WORK REQUIRED —
Below are some records; give them all again exactly, but not the pictures.

STORED ROWS —
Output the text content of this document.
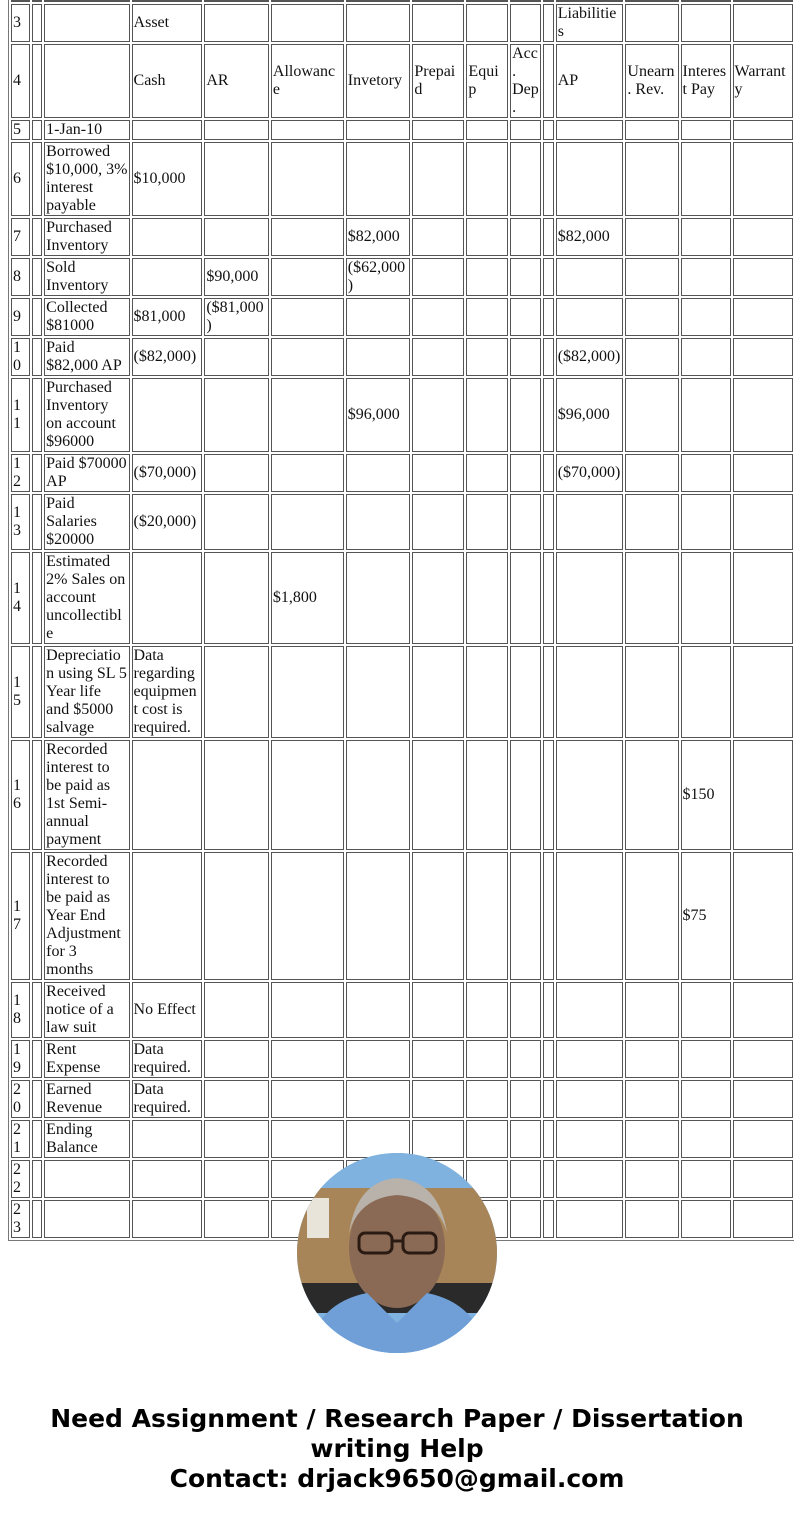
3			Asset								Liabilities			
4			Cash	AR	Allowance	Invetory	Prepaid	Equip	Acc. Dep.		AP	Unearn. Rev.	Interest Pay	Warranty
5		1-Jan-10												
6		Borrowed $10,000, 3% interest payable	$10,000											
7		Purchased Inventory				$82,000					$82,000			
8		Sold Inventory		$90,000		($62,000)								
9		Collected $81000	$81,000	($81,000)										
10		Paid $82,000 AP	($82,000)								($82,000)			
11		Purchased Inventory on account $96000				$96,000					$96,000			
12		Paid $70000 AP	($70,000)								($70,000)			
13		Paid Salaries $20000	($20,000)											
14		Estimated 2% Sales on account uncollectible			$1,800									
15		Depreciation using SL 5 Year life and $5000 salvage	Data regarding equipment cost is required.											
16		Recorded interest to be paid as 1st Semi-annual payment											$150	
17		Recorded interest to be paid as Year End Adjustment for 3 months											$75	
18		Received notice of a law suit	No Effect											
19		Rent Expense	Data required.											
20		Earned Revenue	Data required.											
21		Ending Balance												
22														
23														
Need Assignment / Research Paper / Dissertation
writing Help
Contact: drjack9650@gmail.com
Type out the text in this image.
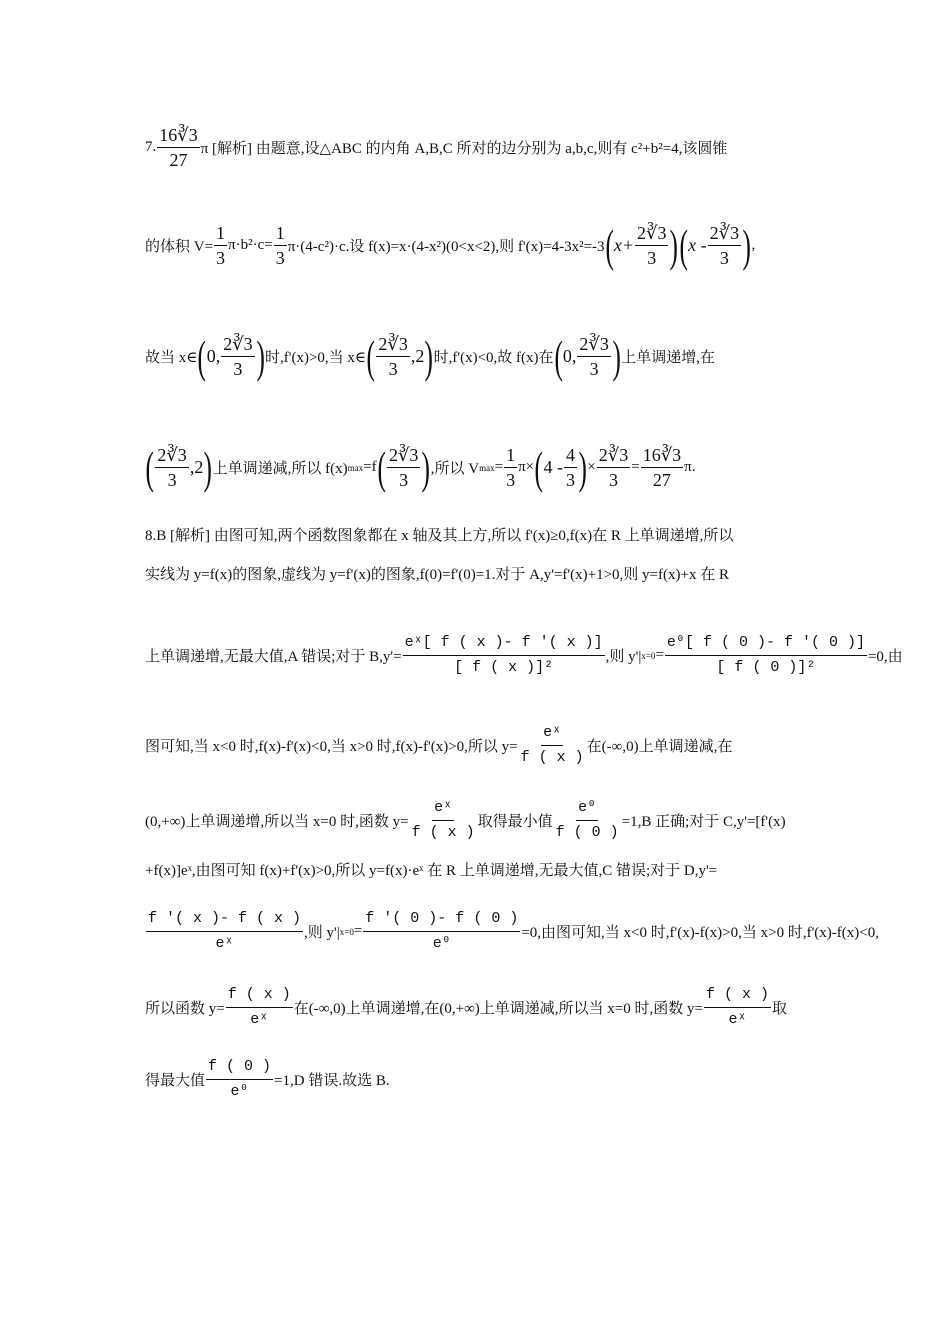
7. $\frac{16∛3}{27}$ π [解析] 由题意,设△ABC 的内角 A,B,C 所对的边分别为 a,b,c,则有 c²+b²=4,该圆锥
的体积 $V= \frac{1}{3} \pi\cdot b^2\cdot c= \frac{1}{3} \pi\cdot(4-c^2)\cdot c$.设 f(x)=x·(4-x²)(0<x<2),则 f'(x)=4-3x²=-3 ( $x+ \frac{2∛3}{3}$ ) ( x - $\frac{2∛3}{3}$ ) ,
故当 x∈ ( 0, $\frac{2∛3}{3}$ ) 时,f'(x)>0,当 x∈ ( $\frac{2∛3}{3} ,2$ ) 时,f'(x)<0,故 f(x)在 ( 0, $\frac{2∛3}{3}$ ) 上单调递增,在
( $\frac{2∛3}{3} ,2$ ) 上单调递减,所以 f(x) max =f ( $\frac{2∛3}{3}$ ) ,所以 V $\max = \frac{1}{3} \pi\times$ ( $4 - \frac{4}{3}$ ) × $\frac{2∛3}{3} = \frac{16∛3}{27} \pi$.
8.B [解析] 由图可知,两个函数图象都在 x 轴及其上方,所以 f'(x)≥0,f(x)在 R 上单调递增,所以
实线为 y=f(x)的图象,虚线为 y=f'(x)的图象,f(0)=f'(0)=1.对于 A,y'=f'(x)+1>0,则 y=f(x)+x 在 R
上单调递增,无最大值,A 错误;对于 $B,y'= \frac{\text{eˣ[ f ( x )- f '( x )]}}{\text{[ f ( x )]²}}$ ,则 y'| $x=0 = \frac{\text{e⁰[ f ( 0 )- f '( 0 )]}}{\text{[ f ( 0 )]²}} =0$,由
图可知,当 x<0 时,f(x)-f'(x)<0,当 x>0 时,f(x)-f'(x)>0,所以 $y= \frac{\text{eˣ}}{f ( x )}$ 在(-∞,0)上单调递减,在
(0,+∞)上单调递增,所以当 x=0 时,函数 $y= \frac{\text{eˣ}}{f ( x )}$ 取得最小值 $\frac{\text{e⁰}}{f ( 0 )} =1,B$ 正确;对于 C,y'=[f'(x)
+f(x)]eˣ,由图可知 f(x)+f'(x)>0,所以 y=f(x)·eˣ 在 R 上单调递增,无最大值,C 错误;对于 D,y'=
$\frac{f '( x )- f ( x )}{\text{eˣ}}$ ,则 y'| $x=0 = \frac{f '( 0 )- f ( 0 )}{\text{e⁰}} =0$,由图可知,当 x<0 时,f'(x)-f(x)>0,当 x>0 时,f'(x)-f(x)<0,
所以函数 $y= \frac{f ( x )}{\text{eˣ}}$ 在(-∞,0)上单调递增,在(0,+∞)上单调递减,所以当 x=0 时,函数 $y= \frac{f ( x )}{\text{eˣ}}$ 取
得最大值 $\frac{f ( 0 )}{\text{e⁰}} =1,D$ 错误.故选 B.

WRITTEN SOLUTION —
Output the text content of this document.
3			Asset								Liabilities			
4			Cash	AR	Allowance	Invetory	Prepaid	Equip	Acc. Dep.		AP	Unearn. Rev.	Interest Pay	Warranty
5		1-Jan-10												
6		Borrowed $10,000, 3% interest payable	$10,000											
7		Purchased Inventory				$82,000					$82,000			
8		Sold Inventory		$90,000		($62,000)								
9		Collected $81000	$81,000	($81,000)										
10		Paid $82,000 AP	($82,000)								($82,000)			
11		Purchased Inventory on account $96000				$96,000					$96,000			
12		Paid $70000 AP	($70,000)								($70,000)			
13		Paid Salaries $20000	($20,000)											
14		Estimated 2% Sales on account uncollectible			$1,800									
15		Depreciation using SL 5 Year life and $5000 salvage	Data regarding equipment cost is required.											
16		Recorded interest to be paid as 1st Semi-annual payment											$150	
17		Recorded interest to be paid as Year End Adjustment for 3 months											$75	
18		Received notice of a law suit	No Effect											
19		Rent Expense	Data required.											
20		Earned Revenue	Data required.											
21		Ending Balance												
22														
23														
Need Assignment / Research Paper / Dissertation
writing Help
Contact: drjack9650@gmail.com
Type out the text in this image.
7. $\frac{16∛3}{27}$ π [解析] 由题意,设△ABC 的内角 A,B,C 所对的边分别为 a,b,c,则有 c²+b²=4,该圆锥
的体积 $V= \frac{1}{3} \pi\cdot b^2\cdot c= \frac{1}{3} \pi\cdot(4-c^2)\cdot c$.设 f(x)=x·(4-x²)(0<x<2),则 f'(x)=4-3x²=-3 ( $x+ \frac{2∛3}{3}$ ) ( x - $\frac{2∛3}{3}$ ) ,
故当 x∈ ( 0, $\frac{2∛3}{3}$ ) 时,f'(x)>0,当 x∈ ( $\frac{2∛3}{3} ,2$ ) 时,f'(x)<0,故 f(x)在 ( 0, $\frac{2∛3}{3}$ ) 上单调递增,在
( $\frac{2∛3}{3} ,2$ ) 上单调递减,所以 f(x) max =f ( $\frac{2∛3}{3}$ ) ,所以 V $\max = \frac{1}{3} \pi\times$ ( $4 - \frac{4}{3}$ ) × $\frac{2∛3}{3} = \frac{16∛3}{27} \pi$.
8.B [解析] 由图可知,两个函数图象都在 x 轴及其上方,所以 f'(x)≥0,f(x)在 R 上单调递增,所以
实线为 y=f(x)的图象,虚线为 y=f'(x)的图象,f(0)=f'(0)=1.对于 A,y'=f'(x)+1>0,则 y=f(x)+x 在 R
上单调递增,无最大值,A 错误;对于 $B,y'= \frac{\text{eˣ[ f ( x )- f '( x )]}}{\text{[ f ( x )]²}}$ ,则 y'| $x=0 = \frac{\text{e⁰[ f ( 0 )- f '( 0 )]}}{\text{[ f ( 0 )]²}} =0$,由
图可知,当 x<0 时,f(x)-f'(x)<0,当 x>0 时,f(x)-f'(x)>0,所以 $y= \frac{\text{eˣ}}{f ( x )}$ 在(-∞,0)上单调递减,在
(0,+∞)上单调递增,所以当 x=0 时,函数 $y= \frac{\text{eˣ}}{f ( x )}$ 取得最小值 $\frac{\text{e⁰}}{f ( 0 )} =1,B$ 正确;对于 C,y'=[f'(x)
+f(x)]eˣ,由图可知 f(x)+f'(x)>0,所以 y=f(x)·eˣ 在 R 上单调递增,无最大值,C 错误;对于 D,y'=
$\frac{f '( x )- f ( x )}{\text{eˣ}}$ ,则 y'| $x=0 = \frac{f '( 0 )- f ( 0 )}{\text{e⁰}} =0$,由图可知,当 x<0 时,f'(x)-f(x)>0,当 x>0 时,f'(x)-f(x)<0,
所以函数 $y= \frac{f ( x )}{\text{eˣ}}$ 在(-∞,0)上单调递增,在(0,+∞)上单调递减,所以当 x=0 时,函数 $y= \frac{f ( x )}{\text{eˣ}}$ 取
得最大值 $\frac{f ( 0 )}{\text{e⁰}} =1,D$ 错误.故选 B.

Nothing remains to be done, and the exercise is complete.